> _Problem_
Find the lines holding the string "document" in the data, then copy all of them.

++++ Data listing ++++

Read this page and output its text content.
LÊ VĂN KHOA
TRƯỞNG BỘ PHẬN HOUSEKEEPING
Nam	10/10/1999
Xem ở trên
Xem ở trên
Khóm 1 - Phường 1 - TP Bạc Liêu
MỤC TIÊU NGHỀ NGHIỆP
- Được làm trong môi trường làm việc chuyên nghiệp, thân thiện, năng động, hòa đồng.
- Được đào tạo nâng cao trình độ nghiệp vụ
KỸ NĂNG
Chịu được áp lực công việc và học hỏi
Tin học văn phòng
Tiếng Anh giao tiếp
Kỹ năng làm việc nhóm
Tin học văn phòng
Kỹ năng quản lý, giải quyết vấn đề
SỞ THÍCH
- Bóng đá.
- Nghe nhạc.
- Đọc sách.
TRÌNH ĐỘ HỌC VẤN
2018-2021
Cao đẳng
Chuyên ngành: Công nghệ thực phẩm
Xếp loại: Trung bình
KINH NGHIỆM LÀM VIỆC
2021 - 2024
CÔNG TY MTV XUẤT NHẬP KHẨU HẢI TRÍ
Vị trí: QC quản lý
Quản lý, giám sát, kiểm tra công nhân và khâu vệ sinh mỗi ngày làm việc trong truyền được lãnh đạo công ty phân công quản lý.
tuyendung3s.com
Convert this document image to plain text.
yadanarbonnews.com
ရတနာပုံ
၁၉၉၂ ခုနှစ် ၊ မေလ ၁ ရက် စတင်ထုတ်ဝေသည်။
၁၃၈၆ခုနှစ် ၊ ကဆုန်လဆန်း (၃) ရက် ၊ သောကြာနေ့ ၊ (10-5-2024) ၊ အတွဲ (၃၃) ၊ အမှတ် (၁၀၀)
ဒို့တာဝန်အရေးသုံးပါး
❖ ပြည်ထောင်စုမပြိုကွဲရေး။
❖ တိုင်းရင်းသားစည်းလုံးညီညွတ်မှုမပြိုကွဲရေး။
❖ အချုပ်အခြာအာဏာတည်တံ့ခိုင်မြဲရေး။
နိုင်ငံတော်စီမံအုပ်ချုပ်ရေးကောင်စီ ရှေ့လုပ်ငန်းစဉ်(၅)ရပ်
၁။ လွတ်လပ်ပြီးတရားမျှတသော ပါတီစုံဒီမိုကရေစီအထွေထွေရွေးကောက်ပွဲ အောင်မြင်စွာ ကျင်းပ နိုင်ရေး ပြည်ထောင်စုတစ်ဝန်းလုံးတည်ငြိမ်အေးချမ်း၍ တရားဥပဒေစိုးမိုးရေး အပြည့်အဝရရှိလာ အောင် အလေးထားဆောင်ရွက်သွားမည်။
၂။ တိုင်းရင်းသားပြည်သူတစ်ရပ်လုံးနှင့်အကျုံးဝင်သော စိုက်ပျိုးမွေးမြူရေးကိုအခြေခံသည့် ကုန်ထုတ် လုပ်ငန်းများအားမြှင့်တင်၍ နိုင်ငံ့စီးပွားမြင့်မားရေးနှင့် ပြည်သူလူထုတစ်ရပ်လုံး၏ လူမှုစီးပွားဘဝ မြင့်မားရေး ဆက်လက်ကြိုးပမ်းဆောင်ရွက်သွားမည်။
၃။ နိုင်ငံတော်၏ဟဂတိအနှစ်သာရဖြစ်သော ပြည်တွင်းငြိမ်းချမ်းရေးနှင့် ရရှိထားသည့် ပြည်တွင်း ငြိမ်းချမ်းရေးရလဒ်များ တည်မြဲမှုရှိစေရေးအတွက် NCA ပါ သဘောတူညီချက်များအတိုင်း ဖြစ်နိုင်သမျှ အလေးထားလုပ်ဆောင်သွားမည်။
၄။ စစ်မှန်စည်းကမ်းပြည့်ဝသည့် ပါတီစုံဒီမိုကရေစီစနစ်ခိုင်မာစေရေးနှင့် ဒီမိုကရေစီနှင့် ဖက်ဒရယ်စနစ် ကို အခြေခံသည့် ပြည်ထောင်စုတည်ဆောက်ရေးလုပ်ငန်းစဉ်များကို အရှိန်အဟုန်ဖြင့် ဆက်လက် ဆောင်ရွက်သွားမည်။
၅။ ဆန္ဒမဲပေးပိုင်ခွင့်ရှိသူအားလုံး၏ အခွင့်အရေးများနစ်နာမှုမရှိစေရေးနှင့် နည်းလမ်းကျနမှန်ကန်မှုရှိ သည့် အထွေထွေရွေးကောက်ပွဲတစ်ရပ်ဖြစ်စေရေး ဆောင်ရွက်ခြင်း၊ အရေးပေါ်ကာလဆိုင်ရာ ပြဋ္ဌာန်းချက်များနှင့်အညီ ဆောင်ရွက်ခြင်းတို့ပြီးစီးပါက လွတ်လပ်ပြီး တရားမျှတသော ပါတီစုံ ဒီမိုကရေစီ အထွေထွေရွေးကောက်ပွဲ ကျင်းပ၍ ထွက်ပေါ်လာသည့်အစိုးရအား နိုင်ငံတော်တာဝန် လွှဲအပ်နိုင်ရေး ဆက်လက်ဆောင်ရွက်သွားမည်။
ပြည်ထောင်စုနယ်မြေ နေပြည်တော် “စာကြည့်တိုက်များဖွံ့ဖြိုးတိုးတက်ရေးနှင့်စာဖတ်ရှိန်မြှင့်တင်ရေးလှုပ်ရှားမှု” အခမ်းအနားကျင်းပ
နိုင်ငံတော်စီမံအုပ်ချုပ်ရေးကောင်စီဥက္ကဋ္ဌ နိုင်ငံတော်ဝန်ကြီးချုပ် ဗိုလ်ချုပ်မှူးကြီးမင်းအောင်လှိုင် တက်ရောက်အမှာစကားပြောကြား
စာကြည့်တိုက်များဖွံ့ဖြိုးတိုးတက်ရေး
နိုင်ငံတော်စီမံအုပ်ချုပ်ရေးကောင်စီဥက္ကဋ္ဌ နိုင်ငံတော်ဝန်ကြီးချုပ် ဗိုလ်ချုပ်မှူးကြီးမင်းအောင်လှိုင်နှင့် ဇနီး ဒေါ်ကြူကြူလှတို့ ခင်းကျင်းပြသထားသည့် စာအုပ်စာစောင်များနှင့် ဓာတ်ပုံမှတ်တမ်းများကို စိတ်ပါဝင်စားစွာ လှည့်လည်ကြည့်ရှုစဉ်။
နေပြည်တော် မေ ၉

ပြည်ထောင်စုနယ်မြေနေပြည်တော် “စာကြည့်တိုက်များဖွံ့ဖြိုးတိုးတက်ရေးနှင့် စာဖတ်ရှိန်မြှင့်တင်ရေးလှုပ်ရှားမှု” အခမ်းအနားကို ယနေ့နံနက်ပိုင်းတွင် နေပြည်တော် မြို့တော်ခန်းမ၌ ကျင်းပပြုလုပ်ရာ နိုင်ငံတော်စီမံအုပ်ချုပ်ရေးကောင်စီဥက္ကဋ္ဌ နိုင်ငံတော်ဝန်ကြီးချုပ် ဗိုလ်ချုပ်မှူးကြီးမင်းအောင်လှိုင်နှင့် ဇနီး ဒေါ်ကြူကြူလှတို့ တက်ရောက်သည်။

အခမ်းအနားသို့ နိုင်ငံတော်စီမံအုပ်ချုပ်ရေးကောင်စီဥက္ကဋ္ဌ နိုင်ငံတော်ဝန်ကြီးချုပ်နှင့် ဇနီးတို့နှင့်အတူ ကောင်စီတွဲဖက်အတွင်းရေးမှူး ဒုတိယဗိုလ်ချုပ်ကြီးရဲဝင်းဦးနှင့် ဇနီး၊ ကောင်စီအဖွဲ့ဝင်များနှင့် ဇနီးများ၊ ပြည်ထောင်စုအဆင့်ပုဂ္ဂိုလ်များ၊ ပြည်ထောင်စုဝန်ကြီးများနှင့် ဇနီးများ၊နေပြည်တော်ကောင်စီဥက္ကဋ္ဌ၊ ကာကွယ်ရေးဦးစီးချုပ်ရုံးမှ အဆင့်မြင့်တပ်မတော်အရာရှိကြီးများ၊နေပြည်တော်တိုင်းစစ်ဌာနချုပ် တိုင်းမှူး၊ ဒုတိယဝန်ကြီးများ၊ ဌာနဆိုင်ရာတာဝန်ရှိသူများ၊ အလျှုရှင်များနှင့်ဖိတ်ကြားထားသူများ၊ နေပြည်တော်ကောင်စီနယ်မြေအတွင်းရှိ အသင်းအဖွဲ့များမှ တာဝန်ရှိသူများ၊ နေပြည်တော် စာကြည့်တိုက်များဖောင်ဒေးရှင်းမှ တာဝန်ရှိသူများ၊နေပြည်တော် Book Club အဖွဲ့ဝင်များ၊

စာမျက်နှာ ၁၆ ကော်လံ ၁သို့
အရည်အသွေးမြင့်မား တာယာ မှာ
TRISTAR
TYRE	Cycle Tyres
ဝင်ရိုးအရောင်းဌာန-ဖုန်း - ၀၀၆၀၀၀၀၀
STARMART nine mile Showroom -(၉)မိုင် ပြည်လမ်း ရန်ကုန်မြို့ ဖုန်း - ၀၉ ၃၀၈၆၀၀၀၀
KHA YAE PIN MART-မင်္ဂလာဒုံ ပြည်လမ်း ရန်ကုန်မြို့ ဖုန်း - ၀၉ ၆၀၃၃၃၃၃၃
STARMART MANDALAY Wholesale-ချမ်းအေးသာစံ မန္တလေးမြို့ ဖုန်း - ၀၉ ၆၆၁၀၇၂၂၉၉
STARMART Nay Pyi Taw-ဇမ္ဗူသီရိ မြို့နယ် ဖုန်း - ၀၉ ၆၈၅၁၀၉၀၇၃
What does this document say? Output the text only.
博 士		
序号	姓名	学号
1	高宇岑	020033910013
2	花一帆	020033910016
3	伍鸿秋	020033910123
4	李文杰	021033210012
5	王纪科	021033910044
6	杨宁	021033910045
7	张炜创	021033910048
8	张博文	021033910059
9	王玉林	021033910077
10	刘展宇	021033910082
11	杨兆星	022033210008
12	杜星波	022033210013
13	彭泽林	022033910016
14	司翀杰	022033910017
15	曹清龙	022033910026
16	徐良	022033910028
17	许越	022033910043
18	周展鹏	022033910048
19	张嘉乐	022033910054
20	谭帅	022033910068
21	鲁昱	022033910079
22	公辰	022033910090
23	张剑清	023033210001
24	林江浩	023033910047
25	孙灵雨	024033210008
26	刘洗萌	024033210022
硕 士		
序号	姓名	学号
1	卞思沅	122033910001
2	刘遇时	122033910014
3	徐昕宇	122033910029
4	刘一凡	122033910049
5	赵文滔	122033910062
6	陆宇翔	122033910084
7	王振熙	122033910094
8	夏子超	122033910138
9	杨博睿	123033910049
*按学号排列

++++

> _Task result_
Convert this document image to plain text.
What does this document say? Output the text only.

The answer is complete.